* **Stored records**
-- Begin --

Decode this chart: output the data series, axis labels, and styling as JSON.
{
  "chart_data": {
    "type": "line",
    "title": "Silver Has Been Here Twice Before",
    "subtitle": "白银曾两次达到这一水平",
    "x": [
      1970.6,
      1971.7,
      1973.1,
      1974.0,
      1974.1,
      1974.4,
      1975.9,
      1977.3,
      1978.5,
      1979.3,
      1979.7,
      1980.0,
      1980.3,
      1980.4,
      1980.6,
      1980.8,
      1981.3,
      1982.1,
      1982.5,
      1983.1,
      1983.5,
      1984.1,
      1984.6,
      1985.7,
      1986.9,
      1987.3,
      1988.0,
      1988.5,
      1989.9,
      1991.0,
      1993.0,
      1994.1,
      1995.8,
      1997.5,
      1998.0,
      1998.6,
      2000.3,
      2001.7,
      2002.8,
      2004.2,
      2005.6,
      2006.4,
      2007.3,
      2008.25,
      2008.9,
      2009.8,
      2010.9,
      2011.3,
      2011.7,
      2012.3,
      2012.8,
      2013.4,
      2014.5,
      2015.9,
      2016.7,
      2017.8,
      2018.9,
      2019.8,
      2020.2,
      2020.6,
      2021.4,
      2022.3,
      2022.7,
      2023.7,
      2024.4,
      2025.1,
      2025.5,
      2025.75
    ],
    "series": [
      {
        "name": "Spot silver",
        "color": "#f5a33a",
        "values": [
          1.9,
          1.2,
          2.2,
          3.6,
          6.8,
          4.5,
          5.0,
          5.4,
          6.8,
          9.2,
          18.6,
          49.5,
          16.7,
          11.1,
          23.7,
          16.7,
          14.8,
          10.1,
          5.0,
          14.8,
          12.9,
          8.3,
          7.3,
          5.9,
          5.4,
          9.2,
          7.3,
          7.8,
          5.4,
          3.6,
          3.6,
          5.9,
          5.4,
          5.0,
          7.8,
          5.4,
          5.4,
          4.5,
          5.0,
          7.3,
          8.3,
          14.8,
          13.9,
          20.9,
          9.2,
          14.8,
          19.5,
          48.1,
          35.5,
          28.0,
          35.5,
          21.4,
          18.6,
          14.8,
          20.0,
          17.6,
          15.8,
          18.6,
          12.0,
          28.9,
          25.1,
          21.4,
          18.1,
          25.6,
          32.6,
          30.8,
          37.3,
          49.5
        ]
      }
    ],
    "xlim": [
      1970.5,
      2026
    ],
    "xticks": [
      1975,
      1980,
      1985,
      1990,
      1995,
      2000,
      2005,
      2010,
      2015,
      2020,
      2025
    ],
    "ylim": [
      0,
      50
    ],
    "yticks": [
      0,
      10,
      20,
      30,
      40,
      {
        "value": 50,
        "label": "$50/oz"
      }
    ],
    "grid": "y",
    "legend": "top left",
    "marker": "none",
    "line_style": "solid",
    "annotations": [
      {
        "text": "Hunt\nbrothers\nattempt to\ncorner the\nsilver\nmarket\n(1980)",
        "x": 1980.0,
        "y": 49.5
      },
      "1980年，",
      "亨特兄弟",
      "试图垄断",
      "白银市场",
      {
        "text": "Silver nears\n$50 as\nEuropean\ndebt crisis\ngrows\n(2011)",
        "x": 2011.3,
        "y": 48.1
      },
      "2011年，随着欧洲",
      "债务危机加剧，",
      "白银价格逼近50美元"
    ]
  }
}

-- End --

Print back all the lines verbatim.

* **Exercise output**
Decode this chart: output the data series, axis labels, and styling as JSON.
{
  "chart_data": {
    "type": "line",
    "title": "Silver Has Been Here Twice Before",
    "subtitle": "白银曾两次达到这一水平",
    "x": [
      1970.6,
      1971.7,
      1973.1,
      1974.0,
      1974.1,
      1974.4,
      1975.9,
      1977.3,
      1978.5,
      1979.3,
      1979.7,
      1980.0,
      1980.3,
      1980.4,
      1980.6,
      1980.8,
      1981.3,
      1982.1,
      1982.5,
      1983.1,
      1983.5,
      1984.1,
      1984.6,
      1985.7,
      1986.9,
      1987.3,
      1988.0,
      1988.5,
      1989.9,
      1991.0,
      1993.0,
      1994.1,
      1995.8,
      1997.5,
      1998.0,
      1998.6,
      2000.3,
      2001.7,
      2002.8,
      2004.2,
      2005.6,
      2006.4,
      2007.3,
      2008.25,
      2008.9,
      2009.8,
      2010.9,
      2011.3,
      2011.7,
      2012.3,
      2012.8,
      2013.4,
      2014.5,
      2015.9,
      2016.7,
      2017.8,
      2018.9,
      2019.8,
      2020.2,
      2020.6,
      2021.4,
      2022.3,
      2022.7,
      2023.7,
      2024.4,
      2025.1,
      2025.5,
      2025.75
    ],
    "series": [
      {
        "name": "Spot silver",
        "color": "#f5a33a",
        "values": [
          1.9,
          1.2,
          2.2,
          3.6,
          6.8,
          4.5,
          5.0,
          5.4,
          6.8,
          9.2,
          18.6,
          49.5,
          16.7,
          11.1,
          23.7,
          16.7,
          14.8,
          10.1,
          5.0,
          14.8,
          12.9,
          8.3,
          7.3,
          5.9,
          5.4,
          9.2,
          7.3,
          7.8,
          5.4,
          3.6,
          3.6,
          5.9,
          5.4,
          5.0,
          7.8,
          5.4,
          5.4,
          4.5,
          5.0,
          7.3,
          8.3,
          14.8,
          13.9,
          20.9,
          9.2,
          14.8,
          19.5,
          48.1,
          35.5,
          28.0,
          35.5,
          21.4,
          18.6,
          14.8,
          20.0,
          17.6,
          15.8,
          18.6,
          12.0,
          28.9,
          25.1,
          21.4,
          18.1,
          25.6,
          32.6,
          30.8,
          37.3,
          49.5
        ]
      }
    ],
    "xlim": [
      1970.5,
      2026
    ],
    "xticks": [
      1975,
      1980,
      1985,
      1990,
      1995,
      2000,
      2005,
      2010,
      2015,
      2020,
      2025
    ],
    "ylim": [
      0,
      50
    ],
    "yticks": [
      0,
      10,
      20,
      30,
      40,
      {
        "value": 50,
        "label": "$50/oz"
      }
    ],
    "grid": "y",
    "legend": "top left",
    "marker": "none",
    "line_style": "solid",
    "annotations": [
      {
        "text": "Hunt\nbrothers\nattempt to\ncorner the\nsilver\nmarket\n(1980)",
        "x": 1980.0,
        "y": 49.5
      },
      "1980年，",
      "亨特兄弟",
      "试图垄断",
      "白银市场",
      {
        "text": "Silver nears\n$50 as\nEuropean\ndebt crisis\ngrows\n(2011)",
        "x": 2011.3,
        "y": 48.1
      },
      "2011年，随着欧洲",
      "债务危机加剧，",
      "白银价格逼近50美元"
    ]
  }
}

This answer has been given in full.